* **TASK MATERIAL**
※ ※ ※
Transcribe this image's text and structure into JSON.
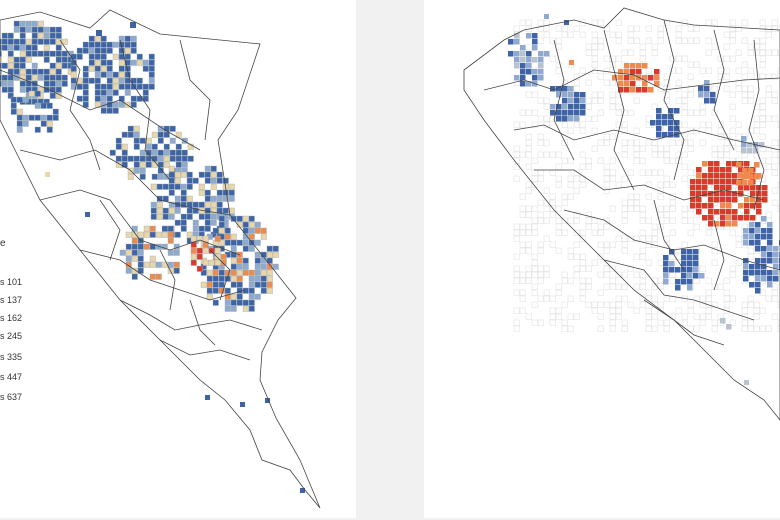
{
  "legend": {
    "title": "e",
    "items": [
      {
        "label": "s 101"
      },
      {
        "label": "s 137"
      },
      {
        "label": "s 162"
      },
      {
        "label": "s 245"
      },
      {
        "label": "s 335"
      },
      {
        "label": "s 447"
      },
      {
        "label": "s 637"
      }
    ]
  },
  "colors": {
    "blue": "#3f63a7",
    "light_blue": "#8fa9cf",
    "tan": "#e9d6ad",
    "orange": "#ee8a4e",
    "red": "#d93a2b",
    "gray": "#b8c3cf",
    "outline": "#444444",
    "background": "#f1f1f1"
  },
  "panels": [
    {
      "name": "left-map"
    },
    {
      "name": "right-map"
    }
  ]
}
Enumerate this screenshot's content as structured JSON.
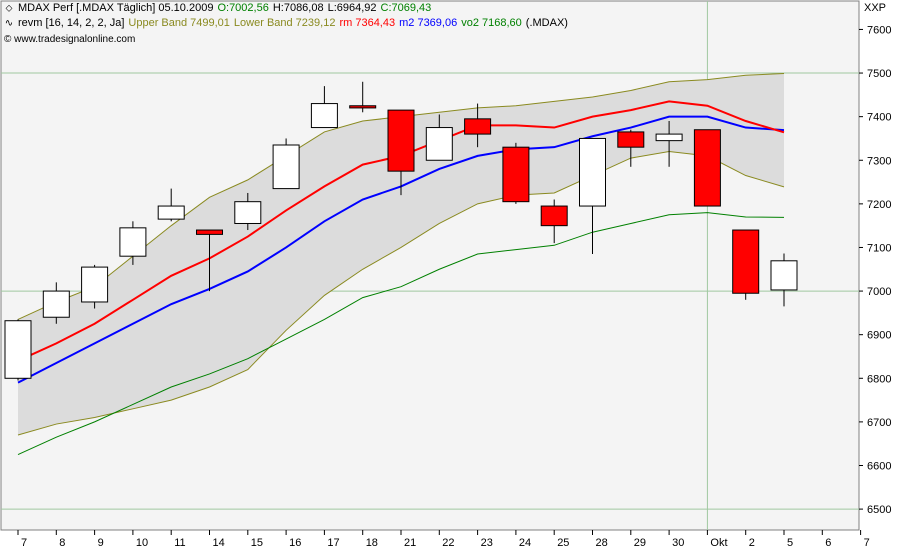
{
  "header": {
    "line1": {
      "symbol": "MDAX Perf [.MDAX  Täglich] 05.10.2009",
      "open": "O:7002,56",
      "high": "H:7086,08",
      "low": "L:6964,92",
      "close": "C:7069,43"
    },
    "line2": {
      "indicator": "revm [16, 14, 2, 2, Ja]",
      "upper": "Upper Band 7499,01",
      "lower": "Lower Band 7239,12",
      "rm": "rm 7364,43",
      "m2": "m2 7369,06",
      "vo2": "vo2 7168,60",
      "sym": "(.MDAX)"
    },
    "copyright": "© www.tradesignalonline.com",
    "corner": "XXP"
  },
  "colors": {
    "up_body": "#ffffff",
    "down_body": "#ff0000",
    "candle_outline": "#000000",
    "band_fill": "#dcdcdc",
    "band_line": "#8a8a20",
    "rm": "#ff0000",
    "m2": "#0000ff",
    "vo2": "#008000",
    "grid": "#a0c8a0",
    "plot_bg": "#f4f4f4"
  },
  "chart_data": {
    "type": "candlestick",
    "x_ticks": [
      "7",
      "8",
      "9",
      "10",
      "11",
      "14",
      "15",
      "16",
      "17",
      "18",
      "21",
      "22",
      "23",
      "24",
      "25",
      "28",
      "29",
      "30",
      "Okt",
      "2",
      "5",
      "6",
      "7"
    ],
    "y_ticks": [
      "7600",
      "7500",
      "7400",
      "7300",
      "7200",
      "7100",
      "7000",
      "6900",
      "6800",
      "6700",
      "6600",
      "6500"
    ],
    "ylim": [
      6475,
      7640
    ],
    "candles": [
      {
        "date": "7",
        "open": 6800,
        "high": 6935,
        "low": 6795,
        "close": 6932
      },
      {
        "date": "8",
        "open": 6940,
        "high": 7020,
        "low": 6925,
        "close": 7000
      },
      {
        "date": "9",
        "open": 6975,
        "high": 7060,
        "low": 6960,
        "close": 7055
      },
      {
        "date": "10",
        "open": 7080,
        "high": 7160,
        "low": 7060,
        "close": 7145
      },
      {
        "date": "11",
        "open": 7165,
        "high": 7235,
        "low": 7160,
        "close": 7195
      },
      {
        "date": "14",
        "open": 7140,
        "high": 7140,
        "low": 7000,
        "close": 7130
      },
      {
        "date": "15",
        "open": 7155,
        "high": 7225,
        "low": 7140,
        "close": 7205
      },
      {
        "date": "16",
        "open": 7235,
        "high": 7350,
        "low": 7235,
        "close": 7335
      },
      {
        "date": "17",
        "open": 7375,
        "high": 7470,
        "low": 7375,
        "close": 7430
      },
      {
        "date": "18",
        "open": 7425,
        "high": 7480,
        "low": 7410,
        "close": 7420
      },
      {
        "date": "21",
        "open": 7415,
        "high": 7415,
        "low": 7220,
        "close": 7275
      },
      {
        "date": "22",
        "open": 7300,
        "high": 7405,
        "low": 7300,
        "close": 7375
      },
      {
        "date": "23",
        "open": 7395,
        "high": 7430,
        "low": 7330,
        "close": 7360
      },
      {
        "date": "24",
        "open": 7330,
        "high": 7340,
        "low": 7200,
        "close": 7205
      },
      {
        "date": "25",
        "open": 7195,
        "high": 7210,
        "low": 7110,
        "close": 7150
      },
      {
        "date": "28",
        "open": 7195,
        "high": 7350,
        "low": 7085,
        "close": 7350
      },
      {
        "date": "29",
        "open": 7365,
        "high": 7370,
        "low": 7285,
        "close": 7330
      },
      {
        "date": "30",
        "open": 7345,
        "high": 7390,
        "low": 7285,
        "close": 7360
      },
      {
        "date": "Okt",
        "open": 7370,
        "high": 7370,
        "low": 7195,
        "close": 7195
      },
      {
        "date": "2",
        "open": 7140,
        "high": 7140,
        "low": 6980,
        "close": 6995
      },
      {
        "date": "5",
        "open": 7002.56,
        "high": 7086.08,
        "low": 6964.92,
        "close": 7069.43
      }
    ],
    "upper_band": [
      6935,
      6975,
      7010,
      7080,
      7150,
      7215,
      7255,
      7310,
      7365,
      7390,
      7400,
      7410,
      7420,
      7425,
      7435,
      7445,
      7460,
      7480,
      7485,
      7495,
      7499
    ],
    "lower_band": [
      6670,
      6695,
      6710,
      6730,
      6750,
      6780,
      6820,
      6910,
      6990,
      7050,
      7100,
      7155,
      7200,
      7220,
      7225,
      7265,
      7305,
      7320,
      7310,
      7265,
      7239
    ],
    "rm": [
      6840,
      6880,
      6925,
      6980,
      7035,
      7075,
      7125,
      7185,
      7240,
      7290,
      7310,
      7345,
      7380,
      7380,
      7375,
      7400,
      7415,
      7435,
      7425,
      7390,
      7364
    ],
    "m2": [
      6790,
      6835,
      6880,
      6925,
      6970,
      7005,
      7045,
      7100,
      7160,
      7210,
      7240,
      7280,
      7310,
      7325,
      7330,
      7355,
      7375,
      7400,
      7400,
      7375,
      7369
    ],
    "vo2": [
      6625,
      6665,
      6700,
      6740,
      6780,
      6810,
      6845,
      6890,
      6935,
      6985,
      7010,
      7050,
      7085,
      7095,
      7105,
      7135,
      7155,
      7175,
      7180,
      7170,
      7169
    ]
  }
}
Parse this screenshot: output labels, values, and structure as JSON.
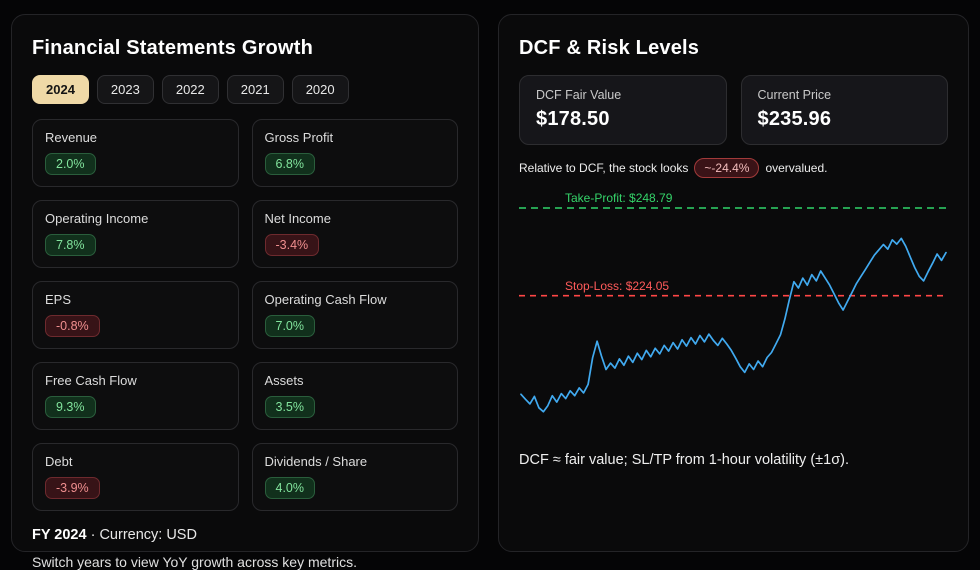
{
  "left_panel": {
    "title": "Financial Statements Growth",
    "active_year": "2024",
    "years": [
      "2024",
      "2023",
      "2022",
      "2021",
      "2020"
    ],
    "metrics": [
      {
        "label": "Revenue",
        "value": "2.0%"
      },
      {
        "label": "Gross Profit",
        "value": "6.8%"
      },
      {
        "label": "Operating Income",
        "value": "7.8%"
      },
      {
        "label": "Net Income",
        "value": "-3.4%"
      },
      {
        "label": "EPS",
        "value": "-0.8%"
      },
      {
        "label": "Operating Cash Flow",
        "value": "7.0%"
      },
      {
        "label": "Free Cash Flow",
        "value": "9.3%"
      },
      {
        "label": "Assets",
        "value": "3.5%"
      },
      {
        "label": "Debt",
        "value": "-3.9%"
      },
      {
        "label": "Dividends / Share",
        "value": "4.0%"
      }
    ],
    "footer_year": "FY 2024",
    "footer_currency": " · Currency: USD",
    "footer_hint": "Switch years to view YoY growth across key metrics."
  },
  "right_panel": {
    "title": "DCF & Risk Levels",
    "stat_cards": [
      {
        "label": "DCF Fair Value",
        "value": "$178.50"
      },
      {
        "label": "Current Price",
        "value": "$235.96"
      }
    ],
    "note_prefix": "Relative to DCF, the stock looks",
    "note_badge": "~-24.4%",
    "note_suffix": "overvalued.",
    "caption": "DCF ≈ fair value; SL/TP from 1-hour volatility (±1σ)."
  },
  "chart_data": {
    "type": "line",
    "take_profit": {
      "label": "Take-Profit: $248.79",
      "value": 248.79
    },
    "stop_loss": {
      "label": "Stop-Loss: $224.05",
      "value": 224.05
    },
    "ylim": [
      185,
      255
    ],
    "grid": false,
    "legend": false,
    "series": [
      {
        "name": "Price (1-hour)",
        "values": [
          196.2,
          194.8,
          193.5,
          195.6,
          192.4,
          191.3,
          193.0,
          195.8,
          194.0,
          196.4,
          195.0,
          197.2,
          195.8,
          198.0,
          196.6,
          199.0,
          206.5,
          211.2,
          207.0,
          203.2,
          205.0,
          203.6,
          206.2,
          204.4,
          207.0,
          205.2,
          207.8,
          206.0,
          208.6,
          206.8,
          209.2,
          207.6,
          210.0,
          208.4,
          210.8,
          209.0,
          211.6,
          209.8,
          212.2,
          210.4,
          212.8,
          211.0,
          213.2,
          211.4,
          210.0,
          212.0,
          210.4,
          208.6,
          206.4,
          204.0,
          202.4,
          204.8,
          203.2,
          205.6,
          204.0,
          206.6,
          208.0,
          210.5,
          213.0,
          217.5,
          223.0,
          228.0,
          226.2,
          229.0,
          227.0,
          230.0,
          228.2,
          231.0,
          229.0,
          227.0,
          224.5,
          222.0,
          220.0,
          222.5,
          225.0,
          227.5,
          229.5,
          231.5,
          233.5,
          235.5,
          237.0,
          238.5,
          237.2,
          239.8,
          238.6,
          240.2,
          238.0,
          235.0,
          232.0,
          229.5,
          228.2,
          230.8,
          233.2,
          235.8,
          234.0,
          236.2
        ]
      }
    ],
    "colors": {
      "price": "#41aaf0",
      "take_profit": "#2fd56a",
      "stop_loss": "#ff4646"
    }
  }
}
※ ※ ※
* **WHAT IS REQUIRED**
Respond with nothing but the number of lines in the entries that contain the string "hour".

* **COMPLETED EXERCISE**
2